[PASSAGE SHOWN]
___

I would not recommend running a small business phone system on just any PC. You have to think much more mission critical with a project like this. People from the PC world just naturally think that it is just like any other PC application which it is NOT. Having to reboot a PC or deal with the odd glitch once in awhile is acceptable and common in the PC world but is totally unacceptable in the business phone world.

As a minimum, I recommend a newer PC with HIGH quality parts, Hardware Raid 1 is essential IMHO as is UPS with automatic graceful shutdown. If your going to buy phones, try the one you have in mind first as this is the one area where the most satisfaction/disatisfaction can occur in the user experience. Asterisk@home is not really mean’t to be used in a true office environment as a permanent office phone system replacement. If you need to rely on a canned solution like Asterisk@home they you probably don’t have enough knowhow to pull off a successful office implementation over the long run IMHO.

Just thought of another thing to ask:

Is Asterisk and Digium equipment meant to work only with VOIP service? Is there any solution for standard phone service from CO?



I’m just getting my feet wet in all this, too. I was considering getting the TalkSwitch 48-CVA (hardware PBX with 4 POTS and 4 VoIP lines) for about $1900-2000, but I just found out about Asterisk. Yes, it’ll cost just as much, but I’m looking at the scalability with an * system (my sister spent $50K on her PBX phone system, and that’s a mid-priced system), since I’m going to be opening 6 more businesses in the next 2 years in a single building.

I did find some cheaper SIP phones you were asking about. I found a site called that has a range of SIP phones including some for $64 (cheaper than an analog gateway/converter, supports 1 line + call waiting), the GrandStream BudgeTone 101, and the fairly full-featured GrandStream GXP-2000 for 4 to 11 line support for $115. Of course, they have more expensive options, too, but these are the ones I’m looking at. :smile:


I think what you need (don’t quote me) to connect to POTS is an FXO, not an FXS. An FXS connects to an analog phone. You need the Digium TDM01-04B cards (1-4 FXOs) depending on your needs. It’s unlikely you’ll need any FXS’s unless your server is in the same room as your analog phone extension.

___

[LISTED ENTRIES]
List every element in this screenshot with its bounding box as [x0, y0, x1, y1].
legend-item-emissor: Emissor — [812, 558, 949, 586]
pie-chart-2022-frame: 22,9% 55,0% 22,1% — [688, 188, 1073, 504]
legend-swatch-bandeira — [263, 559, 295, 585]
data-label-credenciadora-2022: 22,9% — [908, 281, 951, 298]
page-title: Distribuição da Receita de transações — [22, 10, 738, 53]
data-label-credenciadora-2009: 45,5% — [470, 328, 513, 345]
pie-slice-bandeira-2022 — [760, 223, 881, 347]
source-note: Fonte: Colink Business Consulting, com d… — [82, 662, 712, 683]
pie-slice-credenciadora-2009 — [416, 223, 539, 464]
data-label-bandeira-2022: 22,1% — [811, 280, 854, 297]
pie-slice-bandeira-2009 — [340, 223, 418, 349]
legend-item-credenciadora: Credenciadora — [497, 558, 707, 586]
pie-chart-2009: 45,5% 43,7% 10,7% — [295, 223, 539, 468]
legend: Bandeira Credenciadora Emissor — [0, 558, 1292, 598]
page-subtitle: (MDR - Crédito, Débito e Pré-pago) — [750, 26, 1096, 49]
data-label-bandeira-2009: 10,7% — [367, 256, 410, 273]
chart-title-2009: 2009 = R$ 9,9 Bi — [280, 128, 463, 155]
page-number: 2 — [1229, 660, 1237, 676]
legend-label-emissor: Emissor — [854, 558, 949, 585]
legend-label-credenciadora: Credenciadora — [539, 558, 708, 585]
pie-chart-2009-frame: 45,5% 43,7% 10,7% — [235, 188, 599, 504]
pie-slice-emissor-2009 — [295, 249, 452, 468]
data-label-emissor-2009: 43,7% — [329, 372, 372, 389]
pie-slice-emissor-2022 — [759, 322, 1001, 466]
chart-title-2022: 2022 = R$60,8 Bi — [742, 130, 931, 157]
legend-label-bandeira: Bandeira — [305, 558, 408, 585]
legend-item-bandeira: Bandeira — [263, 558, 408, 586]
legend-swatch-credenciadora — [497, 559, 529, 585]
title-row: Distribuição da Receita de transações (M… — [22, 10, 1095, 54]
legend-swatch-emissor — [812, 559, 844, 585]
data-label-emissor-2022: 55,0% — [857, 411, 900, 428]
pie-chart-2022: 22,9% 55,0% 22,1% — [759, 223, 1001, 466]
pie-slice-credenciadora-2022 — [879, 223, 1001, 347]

___

[PROBLEM 1]
For each statement, answer yes or no according to the Asterisk discussion, and quote the words of the discussion that decide it.
(a) Hardware RAID 1 is called essential.
(b) The GrandStream GXP-2000 is priced at $64.
(c) An FXS connects to an analog phone.
[PROBLEM 2]
Answer these questions from the Asterisk discussion:
(a) How much did the writer's sister spend on her PBX phone system?
(b) How many more businesses does the writer plan to open in the next 2 years?
(c) Which Digium cards are named for connecting to POTS?
[PROBLEM 3] Write out the part of the Asterisk discussion between "As a minimum, I" and "service from CO?", inclusive.
The lines are separate material and are not part of the Asterisk discussion.

[RESPONSE AREA 1]
(a) Yes: "Hardware Raid 1 is essential IMHO"
(b) No: "the fairly full-featured GrandStream GXP-2000 for 4 to 11 line support for $115"
(c) Yes: "An FXS connects to an analog phone."

[RESPONSE AREA 2]
(a) $50K
(b) 6
(c) The Digium TDM01-04B cards

[RESPONSE AREA 3]
As a minimum, I recommend a newer PC with HIGH quality parts, Hardware Raid 1 is essential IMHO as is UPS with automatic graceful shutdown. If your going to buy phones, try the one you have in mind first as this is the one area where the most satisfaction/disatisfaction can occur in the user experience. Asterisk@home is not really mean’t to be used in a true office environment as a permanent office phone system replacement. If you need to rely on a canned solution like Asterisk@home they you probably don’t have enough knowhow to pull off a successful office implementation over the long run IMHO.

Just thought of another thing to ask:

Is Asterisk and Digium equipment meant to work only with VOIP service? Is there any solution for standard phone service from CO?